Set problem
Return every entry exactly.

Task material
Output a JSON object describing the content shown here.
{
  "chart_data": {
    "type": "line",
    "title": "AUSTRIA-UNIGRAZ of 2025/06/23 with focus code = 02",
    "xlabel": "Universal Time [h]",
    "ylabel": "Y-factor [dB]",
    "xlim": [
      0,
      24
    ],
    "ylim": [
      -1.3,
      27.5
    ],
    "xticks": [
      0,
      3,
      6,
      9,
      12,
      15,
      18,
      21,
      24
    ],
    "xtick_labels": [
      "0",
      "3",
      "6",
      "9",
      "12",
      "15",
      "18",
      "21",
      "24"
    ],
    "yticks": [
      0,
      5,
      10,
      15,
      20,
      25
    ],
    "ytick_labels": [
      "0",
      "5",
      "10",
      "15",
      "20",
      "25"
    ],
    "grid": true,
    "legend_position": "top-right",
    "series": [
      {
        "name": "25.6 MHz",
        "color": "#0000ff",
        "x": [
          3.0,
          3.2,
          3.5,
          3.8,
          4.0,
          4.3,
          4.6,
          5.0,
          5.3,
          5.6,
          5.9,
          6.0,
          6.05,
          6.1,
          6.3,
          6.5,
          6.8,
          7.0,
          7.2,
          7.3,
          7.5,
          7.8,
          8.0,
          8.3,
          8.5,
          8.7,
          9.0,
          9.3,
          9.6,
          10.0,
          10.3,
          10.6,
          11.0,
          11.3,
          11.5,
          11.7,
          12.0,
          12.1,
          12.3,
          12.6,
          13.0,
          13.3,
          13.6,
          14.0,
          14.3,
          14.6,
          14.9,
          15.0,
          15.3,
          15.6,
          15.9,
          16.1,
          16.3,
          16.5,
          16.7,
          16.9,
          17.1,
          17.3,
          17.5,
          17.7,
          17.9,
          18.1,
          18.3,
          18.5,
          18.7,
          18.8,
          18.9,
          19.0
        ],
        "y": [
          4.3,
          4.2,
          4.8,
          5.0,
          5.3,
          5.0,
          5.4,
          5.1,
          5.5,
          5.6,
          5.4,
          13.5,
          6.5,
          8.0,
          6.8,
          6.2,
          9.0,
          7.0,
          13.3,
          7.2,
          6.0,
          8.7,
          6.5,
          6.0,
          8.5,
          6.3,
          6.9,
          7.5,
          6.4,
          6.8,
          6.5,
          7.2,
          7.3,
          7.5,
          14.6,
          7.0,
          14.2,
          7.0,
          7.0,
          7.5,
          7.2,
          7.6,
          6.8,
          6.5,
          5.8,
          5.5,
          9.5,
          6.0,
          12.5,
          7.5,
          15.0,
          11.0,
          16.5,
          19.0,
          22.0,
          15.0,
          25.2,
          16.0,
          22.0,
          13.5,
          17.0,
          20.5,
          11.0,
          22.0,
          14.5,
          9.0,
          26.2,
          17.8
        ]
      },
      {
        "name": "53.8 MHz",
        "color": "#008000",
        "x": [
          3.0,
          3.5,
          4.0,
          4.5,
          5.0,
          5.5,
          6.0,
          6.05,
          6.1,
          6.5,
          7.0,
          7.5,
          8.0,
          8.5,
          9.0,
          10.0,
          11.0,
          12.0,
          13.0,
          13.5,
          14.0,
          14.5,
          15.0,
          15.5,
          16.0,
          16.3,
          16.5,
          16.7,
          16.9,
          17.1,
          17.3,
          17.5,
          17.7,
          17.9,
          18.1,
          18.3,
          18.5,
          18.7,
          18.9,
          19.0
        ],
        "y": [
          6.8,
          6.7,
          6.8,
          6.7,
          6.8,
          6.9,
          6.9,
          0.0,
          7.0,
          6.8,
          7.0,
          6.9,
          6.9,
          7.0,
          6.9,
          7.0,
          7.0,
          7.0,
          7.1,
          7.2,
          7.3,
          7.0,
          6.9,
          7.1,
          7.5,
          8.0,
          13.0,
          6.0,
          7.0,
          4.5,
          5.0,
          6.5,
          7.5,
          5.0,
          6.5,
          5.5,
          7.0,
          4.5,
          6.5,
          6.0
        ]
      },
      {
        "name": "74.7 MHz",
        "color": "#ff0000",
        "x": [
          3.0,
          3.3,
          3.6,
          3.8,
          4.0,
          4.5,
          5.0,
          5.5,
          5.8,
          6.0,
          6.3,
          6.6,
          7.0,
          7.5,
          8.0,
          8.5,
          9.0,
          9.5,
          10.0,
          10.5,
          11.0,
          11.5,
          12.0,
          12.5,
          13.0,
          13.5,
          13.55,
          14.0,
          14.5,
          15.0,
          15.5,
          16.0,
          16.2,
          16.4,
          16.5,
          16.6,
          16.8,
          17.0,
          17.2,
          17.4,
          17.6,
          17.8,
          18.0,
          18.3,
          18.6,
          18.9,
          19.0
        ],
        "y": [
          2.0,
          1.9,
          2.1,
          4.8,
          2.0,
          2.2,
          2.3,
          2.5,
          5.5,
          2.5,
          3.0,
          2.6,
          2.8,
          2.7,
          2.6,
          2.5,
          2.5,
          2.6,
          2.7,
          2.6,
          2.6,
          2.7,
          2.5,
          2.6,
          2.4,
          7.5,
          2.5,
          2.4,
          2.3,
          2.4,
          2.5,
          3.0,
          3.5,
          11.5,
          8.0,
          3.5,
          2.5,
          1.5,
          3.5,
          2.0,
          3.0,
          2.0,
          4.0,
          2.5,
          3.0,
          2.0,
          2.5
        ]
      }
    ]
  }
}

Task answer
Output a JSON object describing the content shown here.
{
  "chart_data": {
    "type": "line",
    "title": "AUSTRIA-UNIGRAZ of 2025/06/23 with focus code = 02",
    "xlabel": "Universal Time [h]",
    "ylabel": "Y-factor [dB]",
    "xlim": [
      0,
      24
    ],
    "ylim": [
      -1.3,
      27.5
    ],
    "xticks": [
      0,
      3,
      6,
      9,
      12,
      15,
      18,
      21,
      24
    ],
    "xtick_labels": [
      "0",
      "3",
      "6",
      "9",
      "12",
      "15",
      "18",
      "21",
      "24"
    ],
    "yticks": [
      0,
      5,
      10,
      15,
      20,
      25
    ],
    "ytick_labels": [
      "0",
      "5",
      "10",
      "15",
      "20",
      "25"
    ],
    "grid": true,
    "legend_position": "top-right",
    "series": [
      {
        "name": "25.6 MHz",
        "color": "#0000ff",
        "x": [
          3.0,
          3.2,
          3.5,
          3.8,
          4.0,
          4.3,
          4.6,
          5.0,
          5.3,
          5.6,
          5.9,
          6.0,
          6.05,
          6.1,
          6.3,
          6.5,
          6.8,
          7.0,
          7.2,
          7.3,
          7.5,
          7.8,
          8.0,
          8.3,
          8.5,
          8.7,
          9.0,
          9.3,
          9.6,
          10.0,
          10.3,
          10.6,
          11.0,
          11.3,
          11.5,
          11.7,
          12.0,
          12.1,
          12.3,
          12.6,
          13.0,
          13.3,
          13.6,
          14.0,
          14.3,
          14.6,
          14.9,
          15.0,
          15.3,
          15.6,
          15.9,
          16.1,
          16.3,
          16.5,
          16.7,
          16.9,
          17.1,
          17.3,
          17.5,
          17.7,
          17.9,
          18.1,
          18.3,
          18.5,
          18.7,
          18.8,
          18.9,
          19.0
        ],
        "y": [
          4.3,
          4.2,
          4.8,
          5.0,
          5.3,
          5.0,
          5.4,
          5.1,
          5.5,
          5.6,
          5.4,
          13.5,
          6.5,
          8.0,
          6.8,
          6.2,
          9.0,
          7.0,
          13.3,
          7.2,
          6.0,
          8.7,
          6.5,
          6.0,
          8.5,
          6.3,
          6.9,
          7.5,
          6.4,
          6.8,
          6.5,
          7.2,
          7.3,
          7.5,
          14.6,
          7.0,
          14.2,
          7.0,
          7.0,
          7.5,
          7.2,
          7.6,
          6.8,
          6.5,
          5.8,
          5.5,
          9.5,
          6.0,
          12.5,
          7.5,
          15.0,
          11.0,
          16.5,
          19.0,
          22.0,
          15.0,
          25.2,
          16.0,
          22.0,
          13.5,
          17.0,
          20.5,
          11.0,
          22.0,
          14.5,
          9.0,
          26.2,
          17.8
        ]
      },
      {
        "name": "53.8 MHz",
        "color": "#008000",
        "x": [
          3.0,
          3.5,
          4.0,
          4.5,
          5.0,
          5.5,
          6.0,
          6.05,
          6.1,
          6.5,
          7.0,
          7.5,
          8.0,
          8.5,
          9.0,
          10.0,
          11.0,
          12.0,
          13.0,
          13.5,
          14.0,
          14.5,
          15.0,
          15.5,
          16.0,
          16.3,
          16.5,
          16.7,
          16.9,
          17.1,
          17.3,
          17.5,
          17.7,
          17.9,
          18.1,
          18.3,
          18.5,
          18.7,
          18.9,
          19.0
        ],
        "y": [
          6.8,
          6.7,
          6.8,
          6.7,
          6.8,
          6.9,
          6.9,
          0.0,
          7.0,
          6.8,
          7.0,
          6.9,
          6.9,
          7.0,
          6.9,
          7.0,
          7.0,
          7.0,
          7.1,
          7.2,
          7.3,
          7.0,
          6.9,
          7.1,
          7.5,
          8.0,
          13.0,
          6.0,
          7.0,
          4.5,
          5.0,
          6.5,
          7.5,
          5.0,
          6.5,
          5.5,
          7.0,
          4.5,
          6.5,
          6.0
        ]
      },
      {
        "name": "74.7 MHz",
        "color": "#ff0000",
        "x": [
          3.0,
          3.3,
          3.6,
          3.8,
          4.0,
          4.5,
          5.0,
          5.5,
          5.8,
          6.0,
          6.3,
          6.6,
          7.0,
          7.5,
          8.0,
          8.5,
          9.0,
          9.5,
          10.0,
          10.5,
          11.0,
          11.5,
          12.0,
          12.5,
          13.0,
          13.5,
          13.55,
          14.0,
          14.5,
          15.0,
          15.5,
          16.0,
          16.2,
          16.4,
          16.5,
          16.6,
          16.8,
          17.0,
          17.2,
          17.4,
          17.6,
          17.8,
          18.0,
          18.3,
          18.6,
          18.9,
          19.0
        ],
        "y": [
          2.0,
          1.9,
          2.1,
          4.8,
          2.0,
          2.2,
          2.3,
          2.5,
          5.5,
          2.5,
          3.0,
          2.6,
          2.8,
          2.7,
          2.6,
          2.5,
          2.5,
          2.6,
          2.7,
          2.6,
          2.6,
          2.7,
          2.5,
          2.6,
          2.4,
          7.5,
          2.5,
          2.4,
          2.3,
          2.4,
          2.5,
          3.0,
          3.5,
          11.5,
          8.0,
          3.5,
          2.5,
          1.5,
          3.5,
          2.0,
          3.0,
          2.0,
          4.0,
          2.5,
          3.0,
          2.0,
          2.5
        ]
      }
    ]
  }
}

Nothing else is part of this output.